Set exercise
Return the records that follow unaltered. Omit every picture.

— START Material for this task —

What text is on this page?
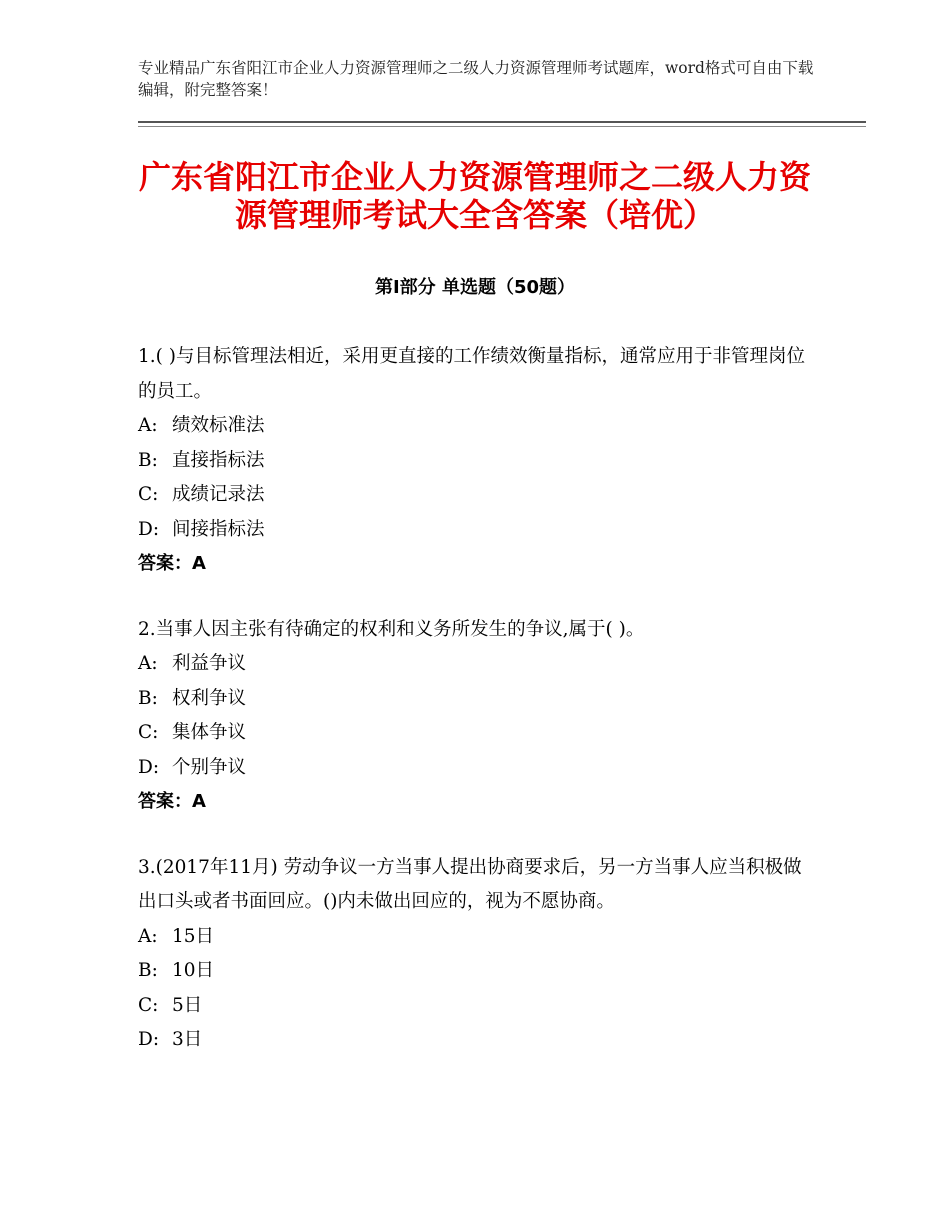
专业精品广东省阳江市企业人力资源管理师之二级人力资源管理师考试题库，word格式可自由下载编辑，附完整答案！
广东省阳江市企业人力资源管理师之二级人力资源管理师考试大全含答案（培优）
第Ⅰ部分 单选题（50题）
1.( )与目标管理法相近，采用更直接的工作绩效衡量指标，通常应用于非管理岗位的员工。
A: 绩效标准法
B: 直接指标法
C: 成绩记录法
D: 间接指标法
答案：A
2.当事人因主张有待确定的权利和义务所发生的争议,属于( )。
A: 利益争议
B: 权利争议
C: 集体争议
D: 个别争议
答案：A
3.(2017年11月) 劳动争议一方当事人提出协商要求后，另一方当事人应当积极做出口头或者书面回应。()内未做出回应的，视为不愿协商。
A: 15日
B: 10日
C: 5日
D: 3日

— END Material for this task —

Answer to the task
What text is on this page?
专业精品广东省阳江市企业人力资源管理师之二级人力资源管理师考试题库，word格式可自由下载编辑，附完整答案！
广东省阳江市企业人力资源管理师之二级人力资源管理师考试大全含答案（培优）
第Ⅰ部分 单选题（50题）
1.( )与目标管理法相近，采用更直接的工作绩效衡量指标，通常应用于非管理岗位的员工。
A: 绩效标准法
B: 直接指标法
C: 成绩记录法
D: 间接指标法
答案：A
2.当事人因主张有待确定的权利和义务所发生的争议,属于( )。
A: 利益争议
B: 权利争议
C: 集体争议
D: 个别争议
答案：A
3.(2017年11月) 劳动争议一方当事人提出协商要求后，另一方当事人应当积极做出口头或者书面回应。()内未做出回应的，视为不愿协商。
A: 15日
B: 10日
C: 5日
D: 3日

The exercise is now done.